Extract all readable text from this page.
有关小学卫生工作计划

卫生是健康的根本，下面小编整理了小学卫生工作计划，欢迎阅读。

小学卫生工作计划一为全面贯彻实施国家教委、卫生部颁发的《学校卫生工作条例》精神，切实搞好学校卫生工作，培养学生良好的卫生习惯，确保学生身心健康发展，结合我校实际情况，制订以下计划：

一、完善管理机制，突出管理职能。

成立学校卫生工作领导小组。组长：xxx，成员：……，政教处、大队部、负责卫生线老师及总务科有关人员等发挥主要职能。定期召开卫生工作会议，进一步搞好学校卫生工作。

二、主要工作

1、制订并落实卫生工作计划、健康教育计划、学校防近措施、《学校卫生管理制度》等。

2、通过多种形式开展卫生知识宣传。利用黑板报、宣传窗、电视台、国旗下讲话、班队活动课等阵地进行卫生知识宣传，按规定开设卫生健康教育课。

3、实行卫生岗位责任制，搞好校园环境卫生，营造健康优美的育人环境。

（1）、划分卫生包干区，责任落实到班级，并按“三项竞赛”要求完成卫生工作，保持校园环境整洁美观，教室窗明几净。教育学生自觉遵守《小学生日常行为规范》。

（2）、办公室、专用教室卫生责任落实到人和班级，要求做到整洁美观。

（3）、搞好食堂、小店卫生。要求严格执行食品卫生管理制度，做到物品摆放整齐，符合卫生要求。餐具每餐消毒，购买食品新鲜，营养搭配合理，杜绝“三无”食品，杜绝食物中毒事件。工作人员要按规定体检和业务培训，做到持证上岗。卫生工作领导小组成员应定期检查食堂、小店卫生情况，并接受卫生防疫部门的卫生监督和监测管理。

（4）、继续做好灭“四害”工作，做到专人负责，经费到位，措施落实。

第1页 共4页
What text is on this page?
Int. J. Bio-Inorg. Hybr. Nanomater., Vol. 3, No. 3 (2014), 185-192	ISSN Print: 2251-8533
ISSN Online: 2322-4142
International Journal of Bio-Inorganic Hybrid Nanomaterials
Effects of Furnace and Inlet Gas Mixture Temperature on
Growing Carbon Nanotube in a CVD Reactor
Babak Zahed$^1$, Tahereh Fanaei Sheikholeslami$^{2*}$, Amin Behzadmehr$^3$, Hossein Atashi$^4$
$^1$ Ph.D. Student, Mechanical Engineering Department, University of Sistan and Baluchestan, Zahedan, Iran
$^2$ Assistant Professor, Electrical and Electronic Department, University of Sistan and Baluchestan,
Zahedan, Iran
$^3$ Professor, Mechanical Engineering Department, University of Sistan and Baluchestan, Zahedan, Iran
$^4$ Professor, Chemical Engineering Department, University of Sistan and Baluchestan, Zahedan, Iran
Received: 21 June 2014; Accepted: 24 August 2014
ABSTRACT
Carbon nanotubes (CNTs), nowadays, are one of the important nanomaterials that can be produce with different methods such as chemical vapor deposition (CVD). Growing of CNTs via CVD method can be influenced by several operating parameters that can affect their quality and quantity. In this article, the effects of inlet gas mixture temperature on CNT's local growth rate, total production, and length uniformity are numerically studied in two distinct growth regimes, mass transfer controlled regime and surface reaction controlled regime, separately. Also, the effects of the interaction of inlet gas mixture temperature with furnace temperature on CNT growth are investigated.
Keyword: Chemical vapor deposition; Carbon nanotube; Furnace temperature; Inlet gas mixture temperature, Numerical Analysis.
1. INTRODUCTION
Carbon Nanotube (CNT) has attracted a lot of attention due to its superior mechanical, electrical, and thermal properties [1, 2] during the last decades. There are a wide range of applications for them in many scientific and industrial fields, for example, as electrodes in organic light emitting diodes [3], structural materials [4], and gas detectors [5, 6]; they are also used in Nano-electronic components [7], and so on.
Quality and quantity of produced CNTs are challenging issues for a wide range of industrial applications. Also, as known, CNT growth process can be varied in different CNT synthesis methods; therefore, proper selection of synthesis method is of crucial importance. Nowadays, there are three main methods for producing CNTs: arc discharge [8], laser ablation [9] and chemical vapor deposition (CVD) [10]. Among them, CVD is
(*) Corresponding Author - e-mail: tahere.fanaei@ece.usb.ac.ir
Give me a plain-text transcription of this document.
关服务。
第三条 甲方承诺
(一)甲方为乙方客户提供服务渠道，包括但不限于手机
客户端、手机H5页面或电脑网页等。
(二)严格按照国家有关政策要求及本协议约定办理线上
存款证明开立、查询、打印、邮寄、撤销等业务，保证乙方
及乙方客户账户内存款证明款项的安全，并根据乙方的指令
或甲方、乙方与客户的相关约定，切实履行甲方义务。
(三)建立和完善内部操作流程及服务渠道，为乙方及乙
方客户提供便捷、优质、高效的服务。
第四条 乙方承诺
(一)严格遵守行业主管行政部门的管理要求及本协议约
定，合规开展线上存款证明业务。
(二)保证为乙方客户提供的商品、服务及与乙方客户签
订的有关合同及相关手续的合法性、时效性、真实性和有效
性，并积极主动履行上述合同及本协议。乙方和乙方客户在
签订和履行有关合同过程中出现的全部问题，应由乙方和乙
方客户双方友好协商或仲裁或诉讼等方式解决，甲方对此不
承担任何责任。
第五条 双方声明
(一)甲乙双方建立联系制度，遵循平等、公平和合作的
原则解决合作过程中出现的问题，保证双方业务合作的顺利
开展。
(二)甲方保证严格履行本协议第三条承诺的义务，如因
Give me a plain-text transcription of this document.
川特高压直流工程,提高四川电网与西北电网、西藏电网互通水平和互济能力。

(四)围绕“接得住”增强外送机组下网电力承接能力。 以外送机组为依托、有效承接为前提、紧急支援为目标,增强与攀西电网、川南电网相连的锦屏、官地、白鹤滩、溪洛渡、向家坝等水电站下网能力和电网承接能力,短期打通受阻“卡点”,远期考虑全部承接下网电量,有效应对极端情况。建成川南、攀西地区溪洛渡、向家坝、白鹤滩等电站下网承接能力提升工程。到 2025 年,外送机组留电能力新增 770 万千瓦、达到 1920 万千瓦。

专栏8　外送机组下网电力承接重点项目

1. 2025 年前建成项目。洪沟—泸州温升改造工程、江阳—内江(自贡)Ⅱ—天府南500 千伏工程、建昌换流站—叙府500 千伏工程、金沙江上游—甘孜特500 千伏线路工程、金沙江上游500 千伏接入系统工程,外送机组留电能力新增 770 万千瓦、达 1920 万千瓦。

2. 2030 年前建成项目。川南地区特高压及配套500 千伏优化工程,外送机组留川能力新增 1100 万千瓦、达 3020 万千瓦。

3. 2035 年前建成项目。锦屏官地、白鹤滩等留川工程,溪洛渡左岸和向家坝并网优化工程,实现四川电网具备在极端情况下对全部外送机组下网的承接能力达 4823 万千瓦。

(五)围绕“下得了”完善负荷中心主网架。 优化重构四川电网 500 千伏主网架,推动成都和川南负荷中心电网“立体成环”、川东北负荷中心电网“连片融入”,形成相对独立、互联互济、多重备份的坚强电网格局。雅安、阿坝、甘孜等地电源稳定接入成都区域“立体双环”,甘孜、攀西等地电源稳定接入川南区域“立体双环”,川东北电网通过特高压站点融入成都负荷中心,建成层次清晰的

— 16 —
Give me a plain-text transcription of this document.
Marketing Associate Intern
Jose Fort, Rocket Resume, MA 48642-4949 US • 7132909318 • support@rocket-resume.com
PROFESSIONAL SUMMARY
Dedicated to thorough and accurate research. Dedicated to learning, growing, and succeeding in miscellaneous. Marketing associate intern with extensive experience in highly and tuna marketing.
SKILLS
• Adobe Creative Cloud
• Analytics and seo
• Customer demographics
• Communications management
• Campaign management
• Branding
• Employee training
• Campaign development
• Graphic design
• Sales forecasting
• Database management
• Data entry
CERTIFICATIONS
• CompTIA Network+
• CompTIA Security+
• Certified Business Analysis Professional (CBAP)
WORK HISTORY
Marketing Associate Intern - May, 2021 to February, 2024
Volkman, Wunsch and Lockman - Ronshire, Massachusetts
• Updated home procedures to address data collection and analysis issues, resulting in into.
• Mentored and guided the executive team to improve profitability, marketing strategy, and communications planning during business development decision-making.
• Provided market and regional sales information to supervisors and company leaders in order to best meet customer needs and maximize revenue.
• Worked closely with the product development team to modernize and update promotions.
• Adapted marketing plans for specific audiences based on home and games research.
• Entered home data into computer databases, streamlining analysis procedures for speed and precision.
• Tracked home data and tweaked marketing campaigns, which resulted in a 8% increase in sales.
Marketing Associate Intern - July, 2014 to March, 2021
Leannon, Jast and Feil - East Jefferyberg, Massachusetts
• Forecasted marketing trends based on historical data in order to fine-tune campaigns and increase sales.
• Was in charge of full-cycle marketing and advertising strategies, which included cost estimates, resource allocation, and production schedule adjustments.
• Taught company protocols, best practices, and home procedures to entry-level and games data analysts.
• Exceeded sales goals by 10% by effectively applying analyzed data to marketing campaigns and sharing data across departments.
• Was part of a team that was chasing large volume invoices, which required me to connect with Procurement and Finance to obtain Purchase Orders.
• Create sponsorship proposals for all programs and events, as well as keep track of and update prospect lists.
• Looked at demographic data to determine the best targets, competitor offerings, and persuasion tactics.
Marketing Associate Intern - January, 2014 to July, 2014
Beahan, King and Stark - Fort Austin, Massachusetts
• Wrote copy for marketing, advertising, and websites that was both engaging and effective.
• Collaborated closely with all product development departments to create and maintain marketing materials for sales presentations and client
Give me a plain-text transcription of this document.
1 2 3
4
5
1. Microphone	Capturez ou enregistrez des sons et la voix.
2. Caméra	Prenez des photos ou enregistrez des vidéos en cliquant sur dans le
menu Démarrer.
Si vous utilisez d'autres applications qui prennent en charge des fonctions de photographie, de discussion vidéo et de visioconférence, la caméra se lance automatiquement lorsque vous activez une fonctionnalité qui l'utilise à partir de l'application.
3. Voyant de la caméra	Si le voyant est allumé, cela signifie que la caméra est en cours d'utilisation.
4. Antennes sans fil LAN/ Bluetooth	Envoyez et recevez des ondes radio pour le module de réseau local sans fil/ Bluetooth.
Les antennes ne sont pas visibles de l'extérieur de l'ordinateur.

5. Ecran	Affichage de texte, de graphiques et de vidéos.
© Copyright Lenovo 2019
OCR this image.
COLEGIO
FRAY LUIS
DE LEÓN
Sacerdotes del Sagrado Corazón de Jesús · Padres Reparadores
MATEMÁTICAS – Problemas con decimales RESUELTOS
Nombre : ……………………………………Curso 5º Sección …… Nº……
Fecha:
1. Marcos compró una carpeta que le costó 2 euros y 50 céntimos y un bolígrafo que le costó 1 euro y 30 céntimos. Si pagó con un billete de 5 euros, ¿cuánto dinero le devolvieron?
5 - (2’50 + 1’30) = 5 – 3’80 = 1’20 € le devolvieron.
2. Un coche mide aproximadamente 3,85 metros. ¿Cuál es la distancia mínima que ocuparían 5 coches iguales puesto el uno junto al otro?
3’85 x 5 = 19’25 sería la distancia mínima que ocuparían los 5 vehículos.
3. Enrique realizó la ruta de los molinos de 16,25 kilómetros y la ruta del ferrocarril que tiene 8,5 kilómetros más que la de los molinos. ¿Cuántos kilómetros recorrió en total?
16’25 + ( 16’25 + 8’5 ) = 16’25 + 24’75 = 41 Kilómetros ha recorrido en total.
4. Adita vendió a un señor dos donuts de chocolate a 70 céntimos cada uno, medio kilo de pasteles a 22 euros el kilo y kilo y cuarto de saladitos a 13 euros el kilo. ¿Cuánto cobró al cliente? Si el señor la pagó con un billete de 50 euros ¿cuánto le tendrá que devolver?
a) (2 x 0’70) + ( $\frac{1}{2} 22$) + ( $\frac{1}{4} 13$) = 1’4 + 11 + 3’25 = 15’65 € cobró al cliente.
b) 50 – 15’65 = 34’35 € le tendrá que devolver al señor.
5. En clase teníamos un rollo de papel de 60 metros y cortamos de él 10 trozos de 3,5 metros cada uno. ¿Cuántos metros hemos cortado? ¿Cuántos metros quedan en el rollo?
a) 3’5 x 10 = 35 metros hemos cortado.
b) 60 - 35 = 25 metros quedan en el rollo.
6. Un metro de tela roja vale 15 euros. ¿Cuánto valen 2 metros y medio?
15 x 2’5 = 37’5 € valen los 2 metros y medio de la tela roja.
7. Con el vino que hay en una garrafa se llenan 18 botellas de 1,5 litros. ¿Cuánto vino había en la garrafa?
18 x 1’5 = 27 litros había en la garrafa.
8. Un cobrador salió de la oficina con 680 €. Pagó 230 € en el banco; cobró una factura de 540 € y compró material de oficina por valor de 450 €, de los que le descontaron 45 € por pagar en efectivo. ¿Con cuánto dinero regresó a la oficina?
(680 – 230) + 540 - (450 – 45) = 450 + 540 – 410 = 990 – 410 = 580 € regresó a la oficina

──────────

Exercise description:
Show all lines from the listing above in which "entry" appears.

Problem solution:
• Data entry
• Taught company protocols, best practices, and home procedures to entry-level and games data analysts.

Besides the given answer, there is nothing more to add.